Exercise: Each record below should be output verbatim, without pictures.

(Recorded data)

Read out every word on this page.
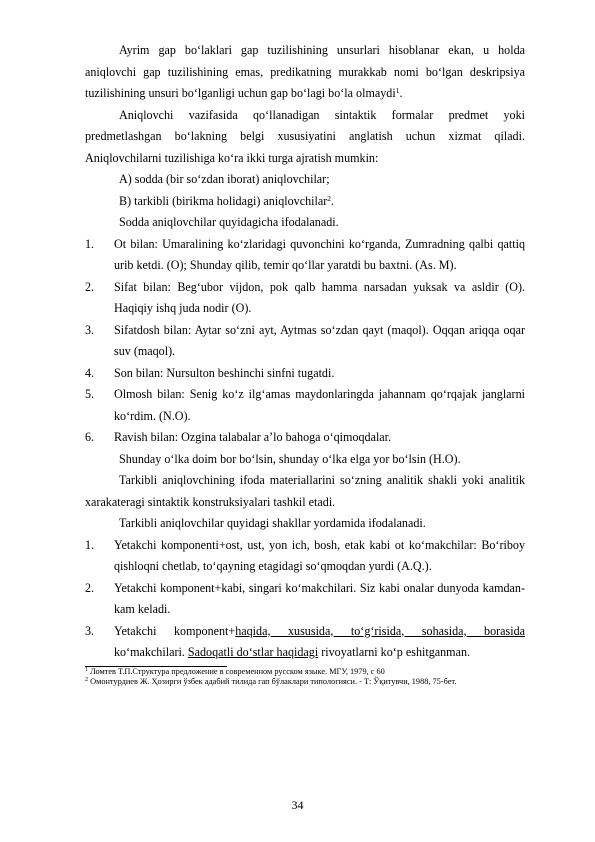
Ayrim gap bo‘laklari gap tuzilishining unsurlari hisoblanar ekan, u holda aniqlovchi gap tuzilishining emas, predikatning murakkab nomi bo‘lgan deskripsiya tuzilishining unsuri bo‘lganligi uchun gap bo‘lagi bo‘la olmaydi$^1$.

Aniqlovchi vazifasida qo‘llanadigan sintaktik formalar predmet yoki predmetlashgan bo‘lakning belgi xususiyatini anglatish uchun xizmat qiladi. Aniqlovchilarni tuzilishiga ko‘ra ikki turga ajratish mumkin:

A) sodda (bir so‘zdan iborat) aniqlovchilar;

B) tarkibli (birikma holidagi) aniqlovchilar$^2$.

Sodda aniqlovchilar quyidagicha ifodalanadi.

1.	Ot bilan: Umaralining ko‘zlaridagi quvonchini ko‘rganda, Zumradning qalbi qattiq urib ketdi. (O); Shunday qilib, temir qo‘llar yaratdi bu baxtni. (As. M).
2.	Sifat bilan: Beg‘ubor vijdon, pok qalb hamma narsadan yuksak va asldir (O). Haqiqiy ishq juda nodir (O).
3.	Sifatdosh bilan: Aytar so‘zni ayt, Aytmas so‘zdan qayt (maqol). Oqqan ariqqa oqar suv (maqol).
4.	Son bilan: Nursulton beshinchi sinfni tugatdi.
5.	Olmosh bilan: Senig ko‘z ilg‘amas maydonlaringda jahannam qo‘rqajak janglarni ko‘rdim. (N.O).
6.	Ravish bilan: Ozgina talabalar a’lo bahoga o‘qimoqdalar.

Shunday o‘lka doim bor bo‘lsin, shunday o‘lka elga yor bo‘lsin (H.O).

Tarkibli aniqlovchining ifoda materiallarini so‘zning analitik shakli yoki analitik xarakateragi sintaktik konstruksiyalari tashkil etadi.

Tarkibli aniqlovchilar quyidagi shakllar yordamida ifodalanadi.

1.	Yetakchi komponenti+ost, ust, yon ich, bosh, etak kabi ot ko‘makchilar: Bo‘riboy qishloqni chetlab, to‘qayning etagidagi so‘qmoqdan yurdi (A.Q.).
2.	Yetakchi komponent+kabi, singari ko‘makchilari. Siz kabi onalar dunyoda kamdan-kam keladi.
3.	Yetakchi komponent+haqida, xususida, to‘g‘risida, sohasida, borasida ko‘makchilari. Sadoqatli do‘stlar haqidagi rivoyatlarni ko‘p eshitganman.

$^1$ Ломтев Т.П.Структура предложение в современном русском языке. МГУ, 1979, с 60

$^2$ Омонтурдиев Ж. Ҳозирги ўзбек адабий тилида гап бўлаклари типологияси. - Т: Ўқитувчи, 1988, 75-бет.

34
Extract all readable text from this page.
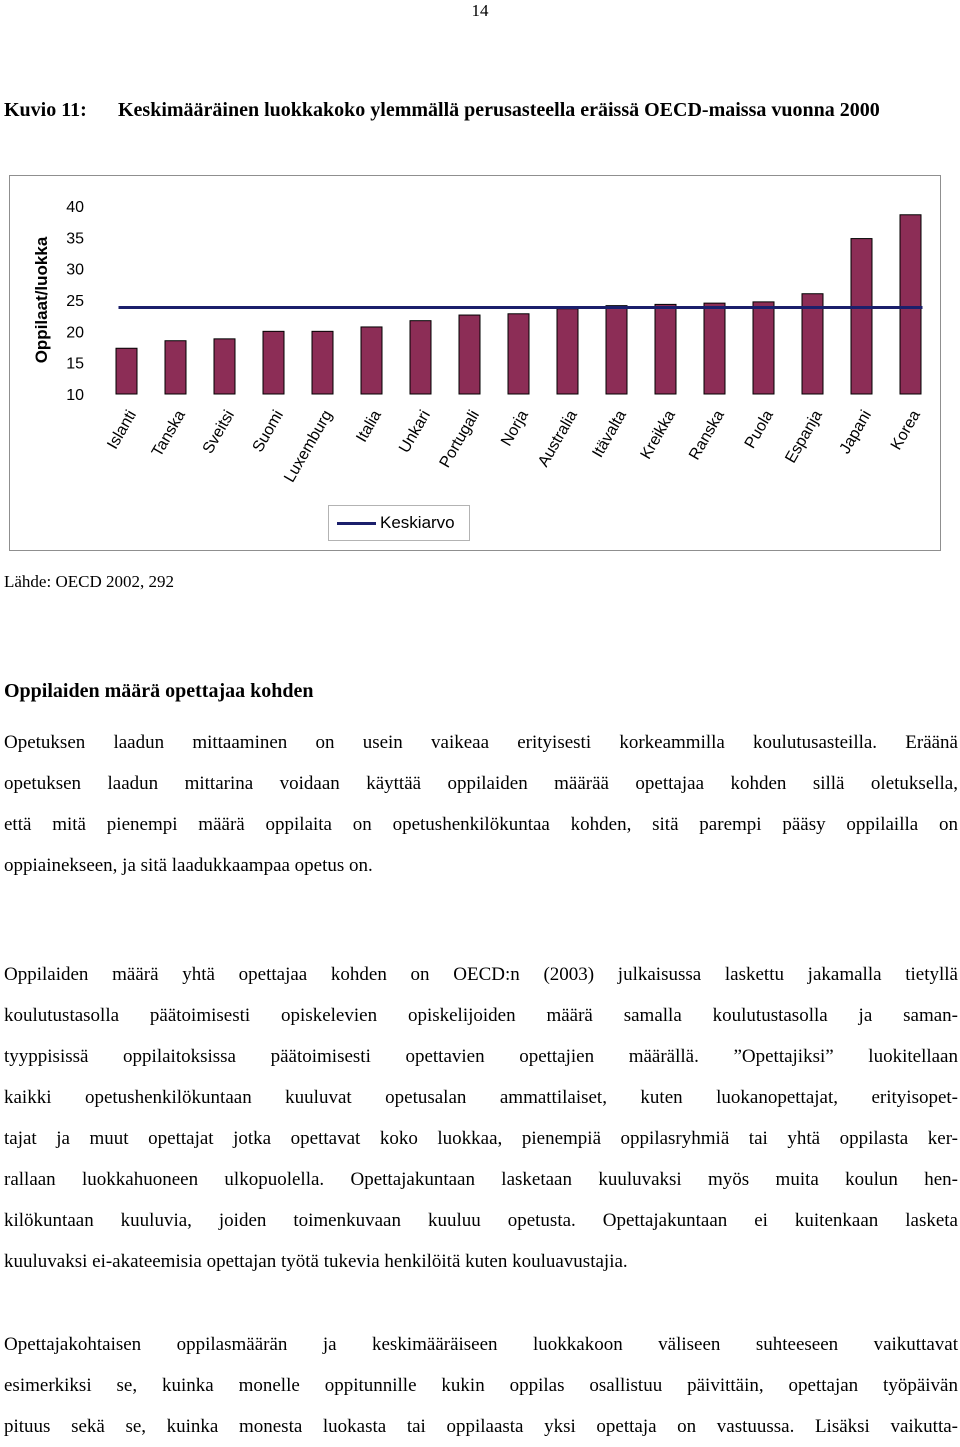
14
Kuvio 11: Keskimääräinen luokkakoko ylemmällä perusasteella eräissä OECD-maissa vuonna 2000
Oppilaat/luokka
10
15
20
25
30
35
40
Islanti Tanska Sveitsi Suomi
Luxemburg Italia Unkari Portugali Norja Australia Itävalta Kreikka Ranska Puola Espanja Japani Korea
Keskiarvo
Lähde: OECD 2002, 292
Oppilaiden määrä opettajaa kohden

Opetuksen laadun mittaaminen on usein vaikeaa erityisesti korkeammilla koulutusasteilla. Eräänä
opetuksen laadun mittarina voidaan käyttää oppilaiden määrää opettajaa kohden sillä oletuksella,
että mitä pienempi määrä oppilaita on opetushenkilökuntaa kohden, sitä parempi pääsy oppilailla on
oppiainekseen, ja sitä laadukkaampaa opetus on.

Oppilaiden määrä yhtä opettajaa kohden on OECD:n (2003) julkaisussa laskettu jakamalla tietyllä
koulutustasolla päätoimisesti opiskelevien opiskelijoiden määrä samalla koulutustasolla ja saman-
tyyppisissä oppilaitoksissa päätoimisesti opettavien opettajien määrällä. ”Opettajiksi” luokitellaan
kaikki opetushenkilökuntaan kuuluvat opetusalan ammattilaiset, kuten luokanopettajat, erityisopet-
tajat ja muut opettajat jotka opettavat koko luokkaa, pienempiä oppilasryhmiä tai yhtä oppilasta ker-
rallaan luokkahuoneen ulkopuolella. Opettajakuntaan lasketaan kuuluvaksi myös muita koulun hen-
kilökuntaan kuuluvia, joiden toimenkuvaan kuuluu opetusta. Opettajakuntaan ei kuitenkaan lasketa
kuuluvaksi ei-akateemisia opettajan työtä tukevia henkilöitä kuten kouluavustajia.

Opettajakohtaisen oppilasmäärän ja keskimääräiseen luokkakoon väliseen suhteeseen vaikuttavat
esimerkiksi se, kuinka monelle oppitunnille kukin oppilas osallistuu päivittäin, opettajan työpäivän
pituus sekä se, kuinka monesta luokasta tai oppilaasta yksi opettaja on vastuussa. Lisäksi vaikutta-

Response to the exercise:
Read out every word on this page.
Ayrim gap bo‘laklari gap tuzilishining unsurlari hisoblanar ekan, u holda aniqlovchi gap tuzilishining emas, predikatning murakkab nomi bo‘lgan deskripsiya tuzilishining unsuri bo‘lganligi uchun gap bo‘lagi bo‘la olmaydi$^1$.

Aniqlovchi vazifasida qo‘llanadigan sintaktik formalar predmet yoki predmetlashgan bo‘lakning belgi xususiyatini anglatish uchun xizmat qiladi. Aniqlovchilarni tuzilishiga ko‘ra ikki turga ajratish mumkin:

A) sodda (bir so‘zdan iborat) aniqlovchilar;

B) tarkibli (birikma holidagi) aniqlovchilar$^2$.

Sodda aniqlovchilar quyidagicha ifodalanadi.

1.	Ot bilan: Umaralining ko‘zlaridagi quvonchini ko‘rganda, Zumradning qalbi qattiq urib ketdi. (O); Shunday qilib, temir qo‘llar yaratdi bu baxtni. (As. M).
2.	Sifat bilan: Beg‘ubor vijdon, pok qalb hamma narsadan yuksak va asldir (O). Haqiqiy ishq juda nodir (O).
3.	Sifatdosh bilan: Aytar so‘zni ayt, Aytmas so‘zdan qayt (maqol). Oqqan ariqqa oqar suv (maqol).
4.	Son bilan: Nursulton beshinchi sinfni tugatdi.
5.	Olmosh bilan: Senig ko‘z ilg‘amas maydonlaringda jahannam qo‘rqajak janglarni ko‘rdim. (N.O).
6.	Ravish bilan: Ozgina talabalar a’lo bahoga o‘qimoqdalar.

Shunday o‘lka doim bor bo‘lsin, shunday o‘lka elga yor bo‘lsin (H.O).

Tarkibli aniqlovchining ifoda materiallarini so‘zning analitik shakli yoki analitik xarakateragi sintaktik konstruksiyalari tashkil etadi.

Tarkibli aniqlovchilar quyidagi shakllar yordamida ifodalanadi.

1.	Yetakchi komponenti+ost, ust, yon ich, bosh, etak kabi ot ko‘makchilar: Bo‘riboy qishloqni chetlab, to‘qayning etagidagi so‘qmoqdan yurdi (A.Q.).
2.	Yetakchi komponent+kabi, singari ko‘makchilari. Siz kabi onalar dunyoda kamdan-kam keladi.
3.	Yetakchi komponent+haqida, xususida, to‘g‘risida, sohasida, borasida ko‘makchilari. Sadoqatli do‘stlar haqidagi rivoyatlarni ko‘p eshitganman.

$^1$ Ломтев Т.П.Структура предложение в современном русском языке. МГУ, 1979, с 60

$^2$ Омонтурдиев Ж. Ҳозирги ўзбек адабий тилида гап бўлаклари типологияси. - Т: Ўқитувчи, 1988, 75-бет.

34
Extract all readable text from this page.
14
Kuvio 11: Keskimääräinen luokkakoko ylemmällä perusasteella eräissä OECD-maissa vuonna 2000
Oppilaat/luokka
10
15
20
25
30
35
40
Islanti Tanska Sveitsi Suomi
Luxemburg Italia Unkari Portugali Norja Australia Itävalta Kreikka Ranska Puola Espanja Japani Korea
Keskiarvo
Lähde: OECD 2002, 292
Oppilaiden määrä opettajaa kohden

Opetuksen laadun mittaaminen on usein vaikeaa erityisesti korkeammilla koulutusasteilla. Eräänä
opetuksen laadun mittarina voidaan käyttää oppilaiden määrää opettajaa kohden sillä oletuksella,
että mitä pienempi määrä oppilaita on opetushenkilökuntaa kohden, sitä parempi pääsy oppilailla on
oppiainekseen, ja sitä laadukkaampaa opetus on.

Oppilaiden määrä yhtä opettajaa kohden on OECD:n (2003) julkaisussa laskettu jakamalla tietyllä
koulutustasolla päätoimisesti opiskelevien opiskelijoiden määrä samalla koulutustasolla ja saman-
tyyppisissä oppilaitoksissa päätoimisesti opettavien opettajien määrällä. ”Opettajiksi” luokitellaan
kaikki opetushenkilökuntaan kuuluvat opetusalan ammattilaiset, kuten luokanopettajat, erityisopet-
tajat ja muut opettajat jotka opettavat koko luokkaa, pienempiä oppilasryhmiä tai yhtä oppilasta ker-
rallaan luokkahuoneen ulkopuolella. Opettajakuntaan lasketaan kuuluvaksi myös muita koulun hen-
kilökuntaan kuuluvia, joiden toimenkuvaan kuuluu opetusta. Opettajakuntaan ei kuitenkaan lasketa
kuuluvaksi ei-akateemisia opettajan työtä tukevia henkilöitä kuten kouluavustajia.

Opettajakohtaisen oppilasmäärän ja keskimääräiseen luokkakoon väliseen suhteeseen vaikuttavat
esimerkiksi se, kuinka monelle oppitunnille kukin oppilas osallistuu päivittäin, opettajan työpäivän
pituus sekä se, kuinka monesta luokasta tai oppilaasta yksi opettaja on vastuussa. Lisäksi vaikutta-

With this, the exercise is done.